**Short exercise:** Reproduce every entry exactly.

**Provided data:**
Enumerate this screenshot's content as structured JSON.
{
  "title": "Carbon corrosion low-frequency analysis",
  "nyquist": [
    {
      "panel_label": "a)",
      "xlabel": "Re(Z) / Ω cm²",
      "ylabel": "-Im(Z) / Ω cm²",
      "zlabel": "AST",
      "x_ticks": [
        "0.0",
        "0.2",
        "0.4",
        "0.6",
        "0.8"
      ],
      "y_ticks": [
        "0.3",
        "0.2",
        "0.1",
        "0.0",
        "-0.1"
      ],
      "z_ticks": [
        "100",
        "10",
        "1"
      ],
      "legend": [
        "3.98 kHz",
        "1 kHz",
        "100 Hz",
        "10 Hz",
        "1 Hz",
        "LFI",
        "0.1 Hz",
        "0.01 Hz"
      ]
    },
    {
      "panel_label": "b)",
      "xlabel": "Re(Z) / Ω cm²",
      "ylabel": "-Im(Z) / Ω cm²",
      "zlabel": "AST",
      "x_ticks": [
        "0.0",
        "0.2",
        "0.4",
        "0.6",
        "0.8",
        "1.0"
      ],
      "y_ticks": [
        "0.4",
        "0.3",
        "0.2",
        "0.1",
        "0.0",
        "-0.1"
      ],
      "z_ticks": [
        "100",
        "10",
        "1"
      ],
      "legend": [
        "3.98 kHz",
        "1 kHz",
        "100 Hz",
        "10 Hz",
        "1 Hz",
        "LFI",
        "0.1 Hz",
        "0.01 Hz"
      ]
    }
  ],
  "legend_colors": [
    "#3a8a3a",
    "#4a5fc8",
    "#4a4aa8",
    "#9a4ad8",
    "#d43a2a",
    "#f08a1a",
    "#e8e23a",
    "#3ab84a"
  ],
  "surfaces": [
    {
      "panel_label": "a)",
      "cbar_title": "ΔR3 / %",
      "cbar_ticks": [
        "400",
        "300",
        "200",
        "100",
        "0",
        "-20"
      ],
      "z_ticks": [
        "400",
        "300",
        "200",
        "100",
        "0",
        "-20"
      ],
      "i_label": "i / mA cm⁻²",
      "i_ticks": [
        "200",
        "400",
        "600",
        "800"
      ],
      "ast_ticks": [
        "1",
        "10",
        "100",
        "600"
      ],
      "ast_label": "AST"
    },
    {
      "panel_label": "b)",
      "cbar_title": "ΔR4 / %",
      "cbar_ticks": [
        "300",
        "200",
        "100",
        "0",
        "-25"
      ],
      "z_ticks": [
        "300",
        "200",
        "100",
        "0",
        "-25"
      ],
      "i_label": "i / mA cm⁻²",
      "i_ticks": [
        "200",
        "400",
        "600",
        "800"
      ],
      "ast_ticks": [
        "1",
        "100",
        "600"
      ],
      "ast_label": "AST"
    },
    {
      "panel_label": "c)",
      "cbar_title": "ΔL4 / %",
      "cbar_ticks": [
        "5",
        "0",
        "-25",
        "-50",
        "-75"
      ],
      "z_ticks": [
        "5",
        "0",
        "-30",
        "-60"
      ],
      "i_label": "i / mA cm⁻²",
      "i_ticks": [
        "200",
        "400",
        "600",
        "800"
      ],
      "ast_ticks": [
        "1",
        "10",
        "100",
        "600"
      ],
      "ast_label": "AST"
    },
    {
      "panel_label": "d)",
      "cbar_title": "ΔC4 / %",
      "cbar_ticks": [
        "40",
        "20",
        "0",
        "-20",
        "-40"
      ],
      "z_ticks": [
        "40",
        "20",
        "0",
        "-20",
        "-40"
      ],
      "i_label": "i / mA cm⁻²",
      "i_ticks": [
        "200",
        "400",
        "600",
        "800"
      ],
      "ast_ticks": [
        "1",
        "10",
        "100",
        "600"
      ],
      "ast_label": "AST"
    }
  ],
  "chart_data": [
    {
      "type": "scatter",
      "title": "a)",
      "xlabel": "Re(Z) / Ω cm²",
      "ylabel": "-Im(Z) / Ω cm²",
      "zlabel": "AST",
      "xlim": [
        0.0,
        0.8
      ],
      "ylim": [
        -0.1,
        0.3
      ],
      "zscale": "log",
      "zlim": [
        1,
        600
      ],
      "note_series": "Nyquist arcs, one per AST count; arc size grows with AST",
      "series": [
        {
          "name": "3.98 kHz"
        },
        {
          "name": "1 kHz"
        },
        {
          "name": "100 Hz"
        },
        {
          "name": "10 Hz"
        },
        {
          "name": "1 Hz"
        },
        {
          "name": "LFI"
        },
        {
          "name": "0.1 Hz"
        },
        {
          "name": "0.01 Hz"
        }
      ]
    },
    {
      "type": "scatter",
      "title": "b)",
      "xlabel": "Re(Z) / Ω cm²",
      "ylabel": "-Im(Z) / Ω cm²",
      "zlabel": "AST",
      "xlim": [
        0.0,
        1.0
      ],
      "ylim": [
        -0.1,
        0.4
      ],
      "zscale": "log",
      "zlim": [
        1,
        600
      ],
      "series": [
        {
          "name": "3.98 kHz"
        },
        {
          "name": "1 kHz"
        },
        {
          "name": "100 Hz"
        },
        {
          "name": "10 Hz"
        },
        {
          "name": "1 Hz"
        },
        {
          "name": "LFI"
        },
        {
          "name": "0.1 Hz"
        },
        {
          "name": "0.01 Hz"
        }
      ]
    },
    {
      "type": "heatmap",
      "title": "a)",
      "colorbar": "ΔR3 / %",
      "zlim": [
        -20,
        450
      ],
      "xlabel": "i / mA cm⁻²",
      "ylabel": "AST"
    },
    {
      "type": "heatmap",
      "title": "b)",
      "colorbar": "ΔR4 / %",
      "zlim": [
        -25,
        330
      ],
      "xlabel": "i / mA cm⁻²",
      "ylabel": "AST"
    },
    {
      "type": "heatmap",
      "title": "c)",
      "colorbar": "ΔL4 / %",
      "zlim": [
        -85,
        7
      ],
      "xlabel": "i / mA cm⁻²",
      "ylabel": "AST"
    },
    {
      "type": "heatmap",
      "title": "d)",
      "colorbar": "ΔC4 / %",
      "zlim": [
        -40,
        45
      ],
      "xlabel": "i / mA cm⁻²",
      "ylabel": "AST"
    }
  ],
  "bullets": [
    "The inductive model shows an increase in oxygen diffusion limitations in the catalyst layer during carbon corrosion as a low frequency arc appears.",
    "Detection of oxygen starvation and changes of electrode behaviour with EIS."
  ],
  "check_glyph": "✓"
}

**Reply:**
Enumerate this screenshot's content as structured JSON.
{
  "title": "Carbon corrosion low-frequency analysis",
  "nyquist": [
    {
      "panel_label": "a)",
      "xlabel": "Re(Z) / Ω cm²",
      "ylabel": "-Im(Z) / Ω cm²",
      "zlabel": "AST",
      "x_ticks": [
        "0.0",
        "0.2",
        "0.4",
        "0.6",
        "0.8"
      ],
      "y_ticks": [
        "0.3",
        "0.2",
        "0.1",
        "0.0",
        "-0.1"
      ],
      "z_ticks": [
        "100",
        "10",
        "1"
      ],
      "legend": [
        "3.98 kHz",
        "1 kHz",
        "100 Hz",
        "10 Hz",
        "1 Hz",
        "LFI",
        "0.1 Hz",
        "0.01 Hz"
      ]
    },
    {
      "panel_label": "b)",
      "xlabel": "Re(Z) / Ω cm²",
      "ylabel": "-Im(Z) / Ω cm²",
      "zlabel": "AST",
      "x_ticks": [
        "0.0",
        "0.2",
        "0.4",
        "0.6",
        "0.8",
        "1.0"
      ],
      "y_ticks": [
        "0.4",
        "0.3",
        "0.2",
        "0.1",
        "0.0",
        "-0.1"
      ],
      "z_ticks": [
        "100",
        "10",
        "1"
      ],
      "legend": [
        "3.98 kHz",
        "1 kHz",
        "100 Hz",
        "10 Hz",
        "1 Hz",
        "LFI",
        "0.1 Hz",
        "0.01 Hz"
      ]
    }
  ],
  "legend_colors": [
    "#3a8a3a",
    "#4a5fc8",
    "#4a4aa8",
    "#9a4ad8",
    "#d43a2a",
    "#f08a1a",
    "#e8e23a",
    "#3ab84a"
  ],
  "surfaces": [
    {
      "panel_label": "a)",
      "cbar_title": "ΔR3 / %",
      "cbar_ticks": [
        "400",
        "300",
        "200",
        "100",
        "0",
        "-20"
      ],
      "z_ticks": [
        "400",
        "300",
        "200",
        "100",
        "0",
        "-20"
      ],
      "i_label": "i / mA cm⁻²",
      "i_ticks": [
        "200",
        "400",
        "600",
        "800"
      ],
      "ast_ticks": [
        "1",
        "10",
        "100",
        "600"
      ],
      "ast_label": "AST"
    },
    {
      "panel_label": "b)",
      "cbar_title": "ΔR4 / %",
      "cbar_ticks": [
        "300",
        "200",
        "100",
        "0",
        "-25"
      ],
      "z_ticks": [
        "300",
        "200",
        "100",
        "0",
        "-25"
      ],
      "i_label": "i / mA cm⁻²",
      "i_ticks": [
        "200",
        "400",
        "600",
        "800"
      ],
      "ast_ticks": [
        "1",
        "100",
        "600"
      ],
      "ast_label": "AST"
    },
    {
      "panel_label": "c)",
      "cbar_title": "ΔL4 / %",
      "cbar_ticks": [
        "5",
        "0",
        "-25",
        "-50",
        "-75"
      ],
      "z_ticks": [
        "5",
        "0",
        "-30",
        "-60"
      ],
      "i_label": "i / mA cm⁻²",
      "i_ticks": [
        "200",
        "400",
        "600",
        "800"
      ],
      "ast_ticks": [
        "1",
        "10",
        "100",
        "600"
      ],
      "ast_label": "AST"
    },
    {
      "panel_label": "d)",
      "cbar_title": "ΔC4 / %",
      "cbar_ticks": [
        "40",
        "20",
        "0",
        "-20",
        "-40"
      ],
      "z_ticks": [
        "40",
        "20",
        "0",
        "-20",
        "-40"
      ],
      "i_label": "i / mA cm⁻²",
      "i_ticks": [
        "200",
        "400",
        "600",
        "800"
      ],
      "ast_ticks": [
        "1",
        "10",
        "100",
        "600"
      ],
      "ast_label": "AST"
    }
  ],
  "chart_data": [
    {
      "type": "scatter",
      "title": "a)",
      "xlabel": "Re(Z) / Ω cm²",
      "ylabel": "-Im(Z) / Ω cm²",
      "zlabel": "AST",
      "xlim": [
        0.0,
        0.8
      ],
      "ylim": [
        -0.1,
        0.3
      ],
      "zscale": "log",
      "zlim": [
        1,
        600
      ],
      "note_series": "Nyquist arcs, one per AST count; arc size grows with AST",
      "series": [
        {
          "name": "3.98 kHz"
        },
        {
          "name": "1 kHz"
        },
        {
          "name": "100 Hz"
        },
        {
          "name": "10 Hz"
        },
        {
          "name": "1 Hz"
        },
        {
          "name": "LFI"
        },
        {
          "name": "0.1 Hz"
        },
        {
          "name": "0.01 Hz"
        }
      ]
    },
    {
      "type": "scatter",
      "title": "b)",
      "xlabel": "Re(Z) / Ω cm²",
      "ylabel": "-Im(Z) / Ω cm²",
      "zlabel": "AST",
      "xlim": [
        0.0,
        1.0
      ],
      "ylim": [
        -0.1,
        0.4
      ],
      "zscale": "log",
      "zlim": [
        1,
        600
      ],
      "series": [
        {
          "name": "3.98 kHz"
        },
        {
          "name": "1 kHz"
        },
        {
          "name": "100 Hz"
        },
        {
          "name": "10 Hz"
        },
        {
          "name": "1 Hz"
        },
        {
          "name": "LFI"
        },
        {
          "name": "0.1 Hz"
        },
        {
          "name": "0.01 Hz"
        }
      ]
    },
    {
      "type": "heatmap",
      "title": "a)",
      "colorbar": "ΔR3 / %",
      "zlim": [
        -20,
        450
      ],
      "xlabel": "i / mA cm⁻²",
      "ylabel": "AST"
    },
    {
      "type": "heatmap",
      "title": "b)",
      "colorbar": "ΔR4 / %",
      "zlim": [
        -25,
        330
      ],
      "xlabel": "i / mA cm⁻²",
      "ylabel": "AST"
    },
    {
      "type": "heatmap",
      "title": "c)",
      "colorbar": "ΔL4 / %",
      "zlim": [
        -85,
        7
      ],
      "xlabel": "i / mA cm⁻²",
      "ylabel": "AST"
    },
    {
      "type": "heatmap",
      "title": "d)",
      "colorbar": "ΔC4 / %",
      "zlim": [
        -40,
        45
      ],
      "xlabel": "i / mA cm⁻²",
      "ylabel": "AST"
    }
  ],
  "bullets": [
    "The inductive model shows an increase in oxygen diffusion limitations in the catalyst layer during carbon corrosion as a low frequency arc appears.",
    "Detection of oxygen starvation and changes of electrode behaviour with EIS."
  ],
  "check_glyph": "✓"
}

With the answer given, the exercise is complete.